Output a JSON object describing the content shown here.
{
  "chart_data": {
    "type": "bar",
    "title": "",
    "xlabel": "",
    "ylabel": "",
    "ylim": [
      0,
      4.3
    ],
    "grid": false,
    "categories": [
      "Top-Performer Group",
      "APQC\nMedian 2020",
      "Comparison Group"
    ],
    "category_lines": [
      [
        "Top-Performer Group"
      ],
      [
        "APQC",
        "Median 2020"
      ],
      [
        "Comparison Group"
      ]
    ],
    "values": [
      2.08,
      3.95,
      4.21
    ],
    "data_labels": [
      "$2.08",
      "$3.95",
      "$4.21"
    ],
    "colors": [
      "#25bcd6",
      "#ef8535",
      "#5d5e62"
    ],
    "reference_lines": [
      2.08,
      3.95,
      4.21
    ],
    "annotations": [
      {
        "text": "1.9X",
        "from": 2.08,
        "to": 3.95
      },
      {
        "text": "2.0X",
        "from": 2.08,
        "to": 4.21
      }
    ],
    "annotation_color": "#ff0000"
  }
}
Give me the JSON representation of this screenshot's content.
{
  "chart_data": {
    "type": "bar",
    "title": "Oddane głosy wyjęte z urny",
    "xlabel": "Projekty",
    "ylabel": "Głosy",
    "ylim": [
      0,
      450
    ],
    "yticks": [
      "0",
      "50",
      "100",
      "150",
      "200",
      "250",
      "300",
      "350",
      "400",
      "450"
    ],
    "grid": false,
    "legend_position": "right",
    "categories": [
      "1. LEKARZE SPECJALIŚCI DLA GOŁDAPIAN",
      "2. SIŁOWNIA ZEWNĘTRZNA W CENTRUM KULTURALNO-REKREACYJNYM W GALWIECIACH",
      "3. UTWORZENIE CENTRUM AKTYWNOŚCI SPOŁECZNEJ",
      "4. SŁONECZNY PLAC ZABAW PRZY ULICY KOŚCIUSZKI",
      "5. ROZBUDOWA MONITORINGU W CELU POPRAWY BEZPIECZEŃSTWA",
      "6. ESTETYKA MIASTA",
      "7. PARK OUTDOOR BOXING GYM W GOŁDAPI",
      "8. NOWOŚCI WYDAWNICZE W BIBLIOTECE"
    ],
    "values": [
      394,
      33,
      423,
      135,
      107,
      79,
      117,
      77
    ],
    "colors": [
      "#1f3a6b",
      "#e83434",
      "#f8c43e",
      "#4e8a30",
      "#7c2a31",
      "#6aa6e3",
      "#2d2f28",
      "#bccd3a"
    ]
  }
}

== == ==

[WHAT YOU HAVE TO DO]
Transcribe every entry verbatim.

[WORKED ANSWER]
Output a JSON object describing the content shown here.
{
  "chart_data": {
    "type": "bar",
    "title": "",
    "xlabel": "",
    "ylabel": "",
    "ylim": [
      0,
      4.3
    ],
    "grid": false,
    "categories": [
      "Top-Performer Group",
      "APQC\nMedian 2020",
      "Comparison Group"
    ],
    "category_lines": [
      [
        "Top-Performer Group"
      ],
      [
        "APQC",
        "Median 2020"
      ],
      [
        "Comparison Group"
      ]
    ],
    "values": [
      2.08,
      3.95,
      4.21
    ],
    "data_labels": [
      "$2.08",
      "$3.95",
      "$4.21"
    ],
    "colors": [
      "#25bcd6",
      "#ef8535",
      "#5d5e62"
    ],
    "reference_lines": [
      2.08,
      3.95,
      4.21
    ],
    "annotations": [
      {
        "text": "1.9X",
        "from": 2.08,
        "to": 3.95
      },
      {
        "text": "2.0X",
        "from": 2.08,
        "to": 4.21
      }
    ],
    "annotation_color": "#ff0000"
  }
}
Give me the JSON representation of this screenshot's content.
{
  "chart_data": {
    "type": "bar",
    "title": "Oddane głosy wyjęte z urny",
    "xlabel": "Projekty",
    "ylabel": "Głosy",
    "ylim": [
      0,
      450
    ],
    "yticks": [
      "0",
      "50",
      "100",
      "150",
      "200",
      "250",
      "300",
      "350",
      "400",
      "450"
    ],
    "grid": false,
    "legend_position": "right",
    "categories": [
      "1. LEKARZE SPECJALIŚCI DLA GOŁDAPIAN",
      "2. SIŁOWNIA ZEWNĘTRZNA W CENTRUM KULTURALNO-REKREACYJNYM W GALWIECIACH",
      "3. UTWORZENIE CENTRUM AKTYWNOŚCI SPOŁECZNEJ",
      "4. SŁONECZNY PLAC ZABAW PRZY ULICY KOŚCIUSZKI",
      "5. ROZBUDOWA MONITORINGU W CELU POPRAWY BEZPIECZEŃSTWA",
      "6. ESTETYKA MIASTA",
      "7. PARK OUTDOOR BOXING GYM W GOŁDAPI",
      "8. NOWOŚCI WYDAWNICZE W BIBLIOTECE"
    ],
    "values": [
      394,
      33,
      423,
      135,
      107,
      79,
      117,
      77
    ],
    "colors": [
      "#1f3a6b",
      "#e83434",
      "#f8c43e",
      "#4e8a30",
      "#7c2a31",
      "#6aa6e3",
      "#2d2f28",
      "#bccd3a"
    ]
  }
}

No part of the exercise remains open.